TAREFA
Escreva a continuação da entrevista sobre depressão e desejo sexual, começando logo após a última pergunta apresentada.

TEXTO DA PÁGINA

TRANSEMOS: É muito caso a caso então. Muitos médicos podem não levar tão em conta essa questão da libido ou mesmo nem perguntar sobre a questão do desejo sexual e de como isso interfere na vida da pessoa?


ÍSIS: Acredito que muitos médicos nem questionem sobre isso. Perguntam se o paciente está melhor, se está se sentindo mais disposto. E a resposta da pessoa, quando diz que melhorou, pode acabar também deixando essa questão do desejo para segundo plano. Quando você vai ver, a pessoa está realmente melhor, está bem, mas com o desejo lá embaixo. Por isso é algo que precisa ser ativamente perguntado.


TRANSEMOS: E, se o médico não perguntar, o paciente também pode levar essa questão se ela lhe causar incômodo. Mas os pacientes nem sempre vão falar sobre isso espontaneamente. Você acredita que ainda exista muita vergonha em falar sobre a própria vida sexual, mesmo para um médico?


ÍSIS: É muito comum ter vergonha. Outro efeito colateral bastante comum da depressão é ter retardo ejaculatório e, para a mulher, maior dificuldade de chegar ao orgasmo. Tem muitas pessoas que ainda lidam com o tabu de falar sobre isso ou até de perceber que isso seja algo vinculado ao tratamento, de perceber essa relação entre os acontecimentos e a medicação. E é aí que pode haver necessidade de troca do remédio.


TRANSEMOS: Entendi que cada quadro de depressão é único. Cada tratamento vai ser diferente e a reação de cada pessoa também vai ser diversa. O que gera uma situação muito complexa e desafiadora. Esses quadros também podem trazer dificuldade de excitação e de lubrificação?

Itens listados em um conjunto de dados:
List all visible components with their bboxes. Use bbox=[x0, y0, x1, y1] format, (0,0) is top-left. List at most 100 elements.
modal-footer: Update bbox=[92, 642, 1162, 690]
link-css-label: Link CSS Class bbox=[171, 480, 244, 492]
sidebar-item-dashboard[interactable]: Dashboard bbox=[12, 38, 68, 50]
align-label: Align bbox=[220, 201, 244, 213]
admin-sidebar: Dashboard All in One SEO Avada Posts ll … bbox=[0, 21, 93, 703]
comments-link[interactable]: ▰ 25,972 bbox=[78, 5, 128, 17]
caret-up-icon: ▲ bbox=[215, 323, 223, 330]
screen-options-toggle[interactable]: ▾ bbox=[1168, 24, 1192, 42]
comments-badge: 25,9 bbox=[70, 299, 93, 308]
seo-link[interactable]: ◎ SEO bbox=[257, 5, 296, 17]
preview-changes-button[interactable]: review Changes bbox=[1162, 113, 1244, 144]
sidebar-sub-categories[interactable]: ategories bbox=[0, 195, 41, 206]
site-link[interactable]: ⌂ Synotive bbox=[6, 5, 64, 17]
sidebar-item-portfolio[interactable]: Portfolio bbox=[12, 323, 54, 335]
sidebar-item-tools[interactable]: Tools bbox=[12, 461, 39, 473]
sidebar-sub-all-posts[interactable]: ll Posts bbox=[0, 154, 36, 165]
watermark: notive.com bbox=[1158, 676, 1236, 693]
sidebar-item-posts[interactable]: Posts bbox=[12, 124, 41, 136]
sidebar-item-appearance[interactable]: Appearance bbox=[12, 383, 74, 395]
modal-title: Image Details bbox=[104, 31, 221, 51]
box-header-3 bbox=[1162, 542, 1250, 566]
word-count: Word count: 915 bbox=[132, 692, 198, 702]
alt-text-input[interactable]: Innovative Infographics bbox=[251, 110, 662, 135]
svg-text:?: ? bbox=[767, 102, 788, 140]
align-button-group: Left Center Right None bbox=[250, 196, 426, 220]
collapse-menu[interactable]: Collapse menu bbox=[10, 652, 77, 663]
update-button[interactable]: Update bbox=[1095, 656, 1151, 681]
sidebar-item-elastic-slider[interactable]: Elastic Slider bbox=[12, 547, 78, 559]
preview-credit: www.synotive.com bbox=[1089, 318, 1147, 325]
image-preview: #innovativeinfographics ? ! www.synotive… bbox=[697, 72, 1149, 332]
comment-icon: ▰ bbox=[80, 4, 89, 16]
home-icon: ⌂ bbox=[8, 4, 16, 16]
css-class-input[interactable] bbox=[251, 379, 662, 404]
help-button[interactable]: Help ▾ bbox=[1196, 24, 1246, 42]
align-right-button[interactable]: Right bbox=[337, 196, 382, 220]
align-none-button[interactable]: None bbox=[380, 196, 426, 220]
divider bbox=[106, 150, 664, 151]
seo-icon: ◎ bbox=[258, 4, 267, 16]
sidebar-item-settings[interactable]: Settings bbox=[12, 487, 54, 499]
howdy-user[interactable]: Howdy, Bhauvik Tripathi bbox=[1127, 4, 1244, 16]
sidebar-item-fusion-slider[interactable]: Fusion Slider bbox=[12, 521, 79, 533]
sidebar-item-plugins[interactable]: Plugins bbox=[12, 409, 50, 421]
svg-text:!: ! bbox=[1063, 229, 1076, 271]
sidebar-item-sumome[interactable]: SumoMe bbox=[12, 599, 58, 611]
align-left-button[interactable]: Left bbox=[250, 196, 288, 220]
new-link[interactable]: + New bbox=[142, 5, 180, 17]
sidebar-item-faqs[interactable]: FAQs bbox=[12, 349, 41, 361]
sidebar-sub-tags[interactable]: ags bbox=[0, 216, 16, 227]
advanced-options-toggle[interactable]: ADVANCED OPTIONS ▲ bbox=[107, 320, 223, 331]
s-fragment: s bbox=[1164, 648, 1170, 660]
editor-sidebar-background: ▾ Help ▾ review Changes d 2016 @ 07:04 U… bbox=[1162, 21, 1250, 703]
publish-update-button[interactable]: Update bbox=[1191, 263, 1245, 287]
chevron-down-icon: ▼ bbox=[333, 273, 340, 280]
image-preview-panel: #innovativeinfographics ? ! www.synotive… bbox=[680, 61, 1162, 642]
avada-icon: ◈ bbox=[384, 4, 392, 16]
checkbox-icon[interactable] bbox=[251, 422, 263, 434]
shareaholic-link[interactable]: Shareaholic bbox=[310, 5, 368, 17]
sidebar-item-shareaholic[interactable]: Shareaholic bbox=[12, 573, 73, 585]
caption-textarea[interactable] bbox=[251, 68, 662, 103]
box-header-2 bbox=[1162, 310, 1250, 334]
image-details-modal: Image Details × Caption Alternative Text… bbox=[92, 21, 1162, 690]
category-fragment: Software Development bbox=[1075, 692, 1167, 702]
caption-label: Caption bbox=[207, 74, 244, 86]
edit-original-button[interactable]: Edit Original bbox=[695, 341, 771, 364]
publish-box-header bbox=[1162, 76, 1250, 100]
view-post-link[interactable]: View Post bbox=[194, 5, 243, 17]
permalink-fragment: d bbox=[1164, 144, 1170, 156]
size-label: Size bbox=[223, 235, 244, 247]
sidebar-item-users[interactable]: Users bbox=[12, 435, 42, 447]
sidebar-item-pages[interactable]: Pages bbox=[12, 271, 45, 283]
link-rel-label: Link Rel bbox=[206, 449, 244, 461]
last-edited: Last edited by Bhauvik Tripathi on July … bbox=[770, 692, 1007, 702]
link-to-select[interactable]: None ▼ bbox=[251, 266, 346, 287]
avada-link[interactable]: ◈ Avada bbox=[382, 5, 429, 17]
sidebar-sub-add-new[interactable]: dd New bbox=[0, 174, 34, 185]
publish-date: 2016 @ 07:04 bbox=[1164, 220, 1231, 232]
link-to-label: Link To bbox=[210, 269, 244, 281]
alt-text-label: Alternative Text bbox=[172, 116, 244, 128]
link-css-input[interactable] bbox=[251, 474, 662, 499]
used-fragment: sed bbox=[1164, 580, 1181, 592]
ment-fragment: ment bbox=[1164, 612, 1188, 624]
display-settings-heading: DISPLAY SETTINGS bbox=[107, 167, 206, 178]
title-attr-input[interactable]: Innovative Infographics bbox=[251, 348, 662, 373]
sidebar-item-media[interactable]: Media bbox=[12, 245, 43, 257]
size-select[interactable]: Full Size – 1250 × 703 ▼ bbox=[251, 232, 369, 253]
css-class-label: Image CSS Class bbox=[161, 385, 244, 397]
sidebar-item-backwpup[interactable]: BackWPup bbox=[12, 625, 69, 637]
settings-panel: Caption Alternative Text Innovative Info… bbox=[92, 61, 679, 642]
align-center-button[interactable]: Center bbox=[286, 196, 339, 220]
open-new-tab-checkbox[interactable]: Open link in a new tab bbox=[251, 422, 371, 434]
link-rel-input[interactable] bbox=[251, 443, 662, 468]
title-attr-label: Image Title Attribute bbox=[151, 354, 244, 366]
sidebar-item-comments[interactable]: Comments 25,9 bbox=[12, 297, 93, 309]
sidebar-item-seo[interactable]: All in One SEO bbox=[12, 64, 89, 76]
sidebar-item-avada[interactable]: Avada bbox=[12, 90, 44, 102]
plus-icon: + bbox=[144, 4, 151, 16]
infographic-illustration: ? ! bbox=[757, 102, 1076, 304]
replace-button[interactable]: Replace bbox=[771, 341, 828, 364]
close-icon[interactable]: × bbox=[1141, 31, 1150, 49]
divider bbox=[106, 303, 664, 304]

RESPOSTA
ÍSIS: A diminuição da libido vai gerar por consequência uma diminuição da excitação sexual. Na mulher isso pode significar uma diminuição da lubrificação e no homem pode gerar dificuldade ou impossibilidade de manter uma ereção. Os antidepressivos interferem nas três primeiras fases da resposta sexual, ou seja, no desejo, na excitação sexual e no orgasmo. A depressão pode atrapalhar qualquer uma dessas fases. Pode haver diminuição do desejo sim, ou pode não haver, mas a excitação ficar comprometida, seja por contratempos na ereção, seja pela falta de lubrificação. Ou ainda o orgasmo pode ser mais complicado de atingir. Então pode ser um retardo ejaculatório, dificuldade de ejacular ou um impedimento em atingir o orgasmo para a mulher.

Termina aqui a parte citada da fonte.